Entries taken from a collection:
::::

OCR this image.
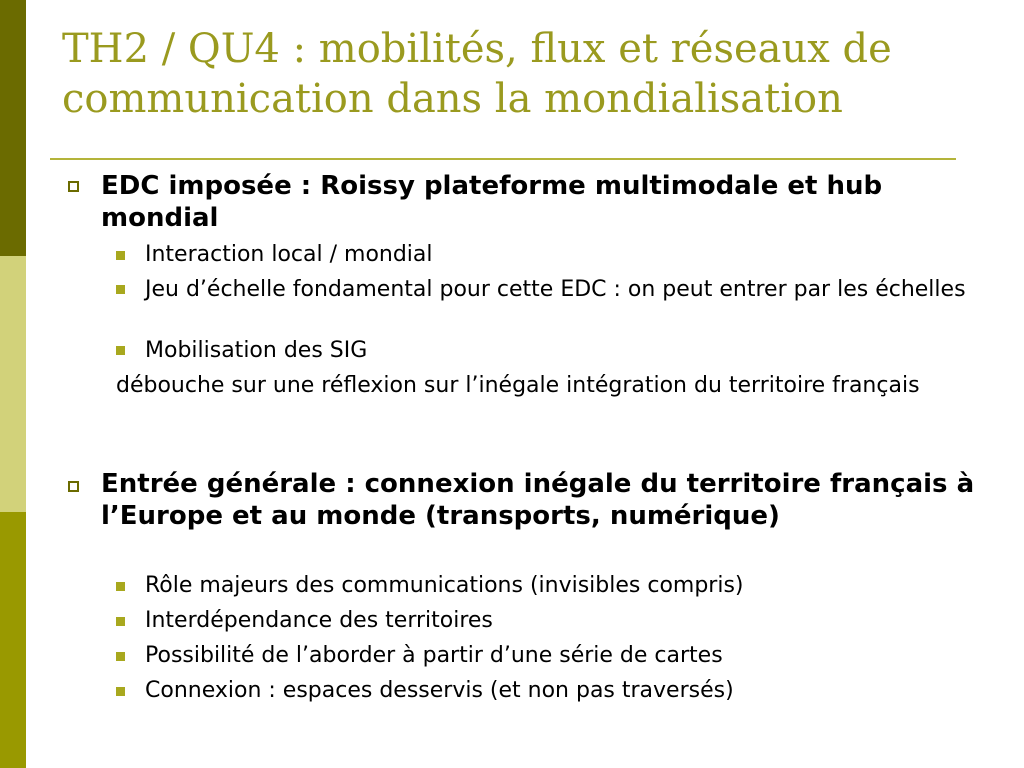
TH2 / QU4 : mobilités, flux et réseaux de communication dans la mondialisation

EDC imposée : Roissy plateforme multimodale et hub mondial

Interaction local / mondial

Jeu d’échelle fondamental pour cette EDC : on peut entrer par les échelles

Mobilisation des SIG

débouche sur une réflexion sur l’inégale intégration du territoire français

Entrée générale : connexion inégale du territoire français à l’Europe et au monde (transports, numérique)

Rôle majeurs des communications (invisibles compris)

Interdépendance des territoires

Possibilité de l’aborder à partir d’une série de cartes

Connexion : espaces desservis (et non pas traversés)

::::

Output all of the records exactly as they appear above, but not the pictures.

FULL RESPONSE:
OCR this image.
TH2 / QU4 : mobilités, flux et réseaux de communication dans la mondialisation

EDC imposée : Roissy plateforme multimodale et hub mondial

Interaction local / mondial

Jeu d’échelle fondamental pour cette EDC : on peut entrer par les échelles

Mobilisation des SIG

débouche sur une réflexion sur l’inégale intégration du territoire français

Entrée générale : connexion inégale du territoire français à l’Europe et au monde (transports, numérique)

Rôle majeurs des communications (invisibles compris)

Interdépendance des territoires

Possibilité de l’aborder à partir d’une série de cartes

Connexion : espaces desservis (et non pas traversés)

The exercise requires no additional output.